_Task statement_: Below is a listing to write out in full, exactly as given, without its pictures.

_Provided material_:
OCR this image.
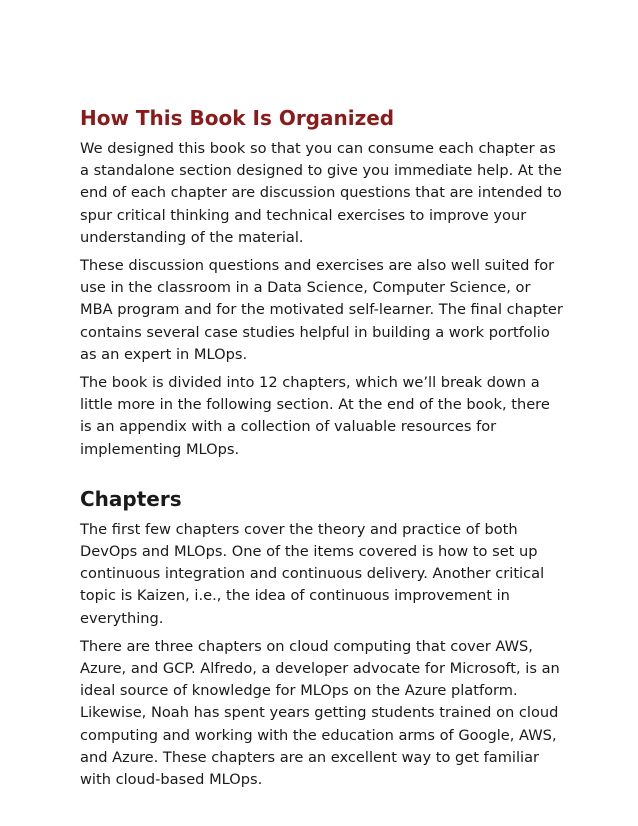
How This Book Is Organized

We designed this book so that you can consume each chapter as a standalone section designed to give you immediate help. At the end of each chapter are discussion questions that are intended to spur critical thinking and technical exercises to improve your understanding of the material.

These discussion questions and exercises are also well suited for use in the classroom in a Data Science, Computer Science, or MBA program and for the motivated self-learner. The final chapter contains several case studies helpful in building a work portfolio as an expert in MLOps.

The book is divided into 12 chapters, which we’ll break down a little more in the following section. At the end of the book, there is an appendix with a collection of valuable resources for implementing MLOps.

Chapters

The first few chapters cover the theory and practice of both DevOps and MLOps. One of the items covered is how to set up continuous integration and continuous delivery. Another critical topic is Kaizen, i.e., the idea of continuous improvement in everything.

There are three chapters on cloud computing that cover AWS, Azure, and GCP. Alfredo, a developer advocate for Microsoft, is an ideal source of knowledge for MLOps on the Azure platform. Likewise, Noah has spent years getting students trained on cloud computing and working with the education arms of Google, AWS, and Azure. These chapters are an excellent way to get familiar with cloud-based MLOps.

_Reply to the exercise_:
OCR this image.
How This Book Is Organized

We designed this book so that you can consume each chapter as a standalone section designed to give you immediate help. At the end of each chapter are discussion questions that are intended to spur critical thinking and technical exercises to improve your understanding of the material.

These discussion questions and exercises are also well suited for use in the classroom in a Data Science, Computer Science, or MBA program and for the motivated self-learner. The final chapter contains several case studies helpful in building a work portfolio as an expert in MLOps.

The book is divided into 12 chapters, which we’ll break down a little more in the following section. At the end of the book, there is an appendix with a collection of valuable resources for implementing MLOps.

Chapters

The first few chapters cover the theory and practice of both DevOps and MLOps. One of the items covered is how to set up continuous integration and continuous delivery. Another critical topic is Kaizen, i.e., the idea of continuous improvement in everything.

There are three chapters on cloud computing that cover AWS, Azure, and GCP. Alfredo, a developer advocate for Microsoft, is an ideal source of knowledge for MLOps on the Azure platform. Likewise, Noah has spent years getting students trained on cloud computing and working with the education arms of Google, AWS, and Azure. These chapters are an excellent way to get familiar with cloud-based MLOps.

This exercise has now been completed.